◆ A run of records
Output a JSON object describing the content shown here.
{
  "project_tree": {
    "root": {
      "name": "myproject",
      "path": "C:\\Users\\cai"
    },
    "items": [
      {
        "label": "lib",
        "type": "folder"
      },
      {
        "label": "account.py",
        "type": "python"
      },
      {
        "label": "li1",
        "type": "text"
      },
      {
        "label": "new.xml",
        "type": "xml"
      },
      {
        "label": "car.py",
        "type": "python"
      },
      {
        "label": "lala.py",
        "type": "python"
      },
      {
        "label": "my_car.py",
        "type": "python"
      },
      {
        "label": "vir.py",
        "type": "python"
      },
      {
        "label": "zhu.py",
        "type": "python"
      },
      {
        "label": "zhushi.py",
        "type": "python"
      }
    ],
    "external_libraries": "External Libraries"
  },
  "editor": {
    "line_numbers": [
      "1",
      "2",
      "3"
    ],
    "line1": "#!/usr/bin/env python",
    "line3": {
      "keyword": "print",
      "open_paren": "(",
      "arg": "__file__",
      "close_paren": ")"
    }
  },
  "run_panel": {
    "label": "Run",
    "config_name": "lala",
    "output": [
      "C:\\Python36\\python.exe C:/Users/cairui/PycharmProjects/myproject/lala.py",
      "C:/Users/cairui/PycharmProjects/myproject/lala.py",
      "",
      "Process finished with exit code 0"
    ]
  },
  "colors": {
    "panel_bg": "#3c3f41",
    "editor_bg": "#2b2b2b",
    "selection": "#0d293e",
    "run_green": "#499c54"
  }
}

◆ Task objective
Copy the data above in full, character for character.

◆ Output of the exercise
Output a JSON object describing the content shown here.
{
  "project_tree": {
    "root": {
      "name": "myproject",
      "path": "C:\\Users\\cai"
    },
    "items": [
      {
        "label": "lib",
        "type": "folder"
      },
      {
        "label": "account.py",
        "type": "python"
      },
      {
        "label": "li1",
        "type": "text"
      },
      {
        "label": "new.xml",
        "type": "xml"
      },
      {
        "label": "car.py",
        "type": "python"
      },
      {
        "label": "lala.py",
        "type": "python"
      },
      {
        "label": "my_car.py",
        "type": "python"
      },
      {
        "label": "vir.py",
        "type": "python"
      },
      {
        "label": "zhu.py",
        "type": "python"
      },
      {
        "label": "zhushi.py",
        "type": "python"
      }
    ],
    "external_libraries": "External Libraries"
  },
  "editor": {
    "line_numbers": [
      "1",
      "2",
      "3"
    ],
    "line1": "#!/usr/bin/env python",
    "line3": {
      "keyword": "print",
      "open_paren": "(",
      "arg": "__file__",
      "close_paren": ")"
    }
  },
  "run_panel": {
    "label": "Run",
    "config_name": "lala",
    "output": [
      "C:\\Python36\\python.exe C:/Users/cairui/PycharmProjects/myproject/lala.py",
      "C:/Users/cairui/PycharmProjects/myproject/lala.py",
      "",
      "Process finished with exit code 0"
    ]
  },
  "colors": {
    "panel_bg": "#3c3f41",
    "editor_bg": "#2b2b2b",
    "selection": "#0d293e",
    "run_green": "#499c54"
  }
}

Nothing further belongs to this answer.